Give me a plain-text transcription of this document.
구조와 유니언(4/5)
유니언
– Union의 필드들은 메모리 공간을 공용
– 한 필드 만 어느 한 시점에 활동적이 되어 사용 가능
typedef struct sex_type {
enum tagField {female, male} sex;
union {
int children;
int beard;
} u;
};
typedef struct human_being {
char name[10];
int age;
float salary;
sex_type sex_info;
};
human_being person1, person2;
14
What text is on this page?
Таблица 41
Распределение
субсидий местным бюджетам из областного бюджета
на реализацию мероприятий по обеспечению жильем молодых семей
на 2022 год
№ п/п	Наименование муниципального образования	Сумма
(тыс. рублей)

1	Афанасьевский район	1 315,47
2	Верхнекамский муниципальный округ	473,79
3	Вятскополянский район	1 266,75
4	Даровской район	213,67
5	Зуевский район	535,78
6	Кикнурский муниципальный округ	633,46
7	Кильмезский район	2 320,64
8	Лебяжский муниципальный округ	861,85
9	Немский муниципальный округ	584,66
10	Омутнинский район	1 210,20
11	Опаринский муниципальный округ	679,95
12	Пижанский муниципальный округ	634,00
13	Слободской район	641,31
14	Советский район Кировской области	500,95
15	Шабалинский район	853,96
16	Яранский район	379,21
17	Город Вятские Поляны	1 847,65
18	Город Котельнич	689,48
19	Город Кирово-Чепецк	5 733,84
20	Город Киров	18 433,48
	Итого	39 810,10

# # #

From the records above, extract everything verbatim.

- **Answer to the problem**
Give me a plain-text transcription of this document.
구조와 유니언(4/5)
유니언
– Union의 필드들은 메모리 공간을 공용
– 한 필드 만 어느 한 시점에 활동적이 되어 사용 가능
typedef struct sex_type {
enum tagField {female, male} sex;
union {
int children;
int beard;
} u;
};
typedef struct human_being {
char name[10];
int age;
float salary;
sex_type sex_info;
};
human_being person1, person2;
14
What text is on this page?
Таблица 41
Распределение
субсидий местным бюджетам из областного бюджета
на реализацию мероприятий по обеспечению жильем молодых семей
на 2022 год
№ п/п	Наименование муниципального образования	Сумма
(тыс. рублей)

1	Афанасьевский район	1 315,47
2	Верхнекамский муниципальный округ	473,79
3	Вятскополянский район	1 266,75
4	Даровской район	213,67
5	Зуевский район	535,78
6	Кикнурский муниципальный округ	633,46
7	Кильмезский район	2 320,64
8	Лебяжский муниципальный округ	861,85
9	Немский муниципальный округ	584,66
10	Омутнинский район	1 210,20
11	Опаринский муниципальный округ	679,95
12	Пижанский муниципальный округ	634,00
13	Слободской район	641,31
14	Советский район Кировской области	500,95
15	Шабалинский район	853,96
16	Яранский район	379,21
17	Город Вятские Поляны	1 847,65
18	Город Котельнич	689,48
19	Город Кирово-Чепецк	5 733,84
20	Город Киров	18 433,48
	Итого	39 810,10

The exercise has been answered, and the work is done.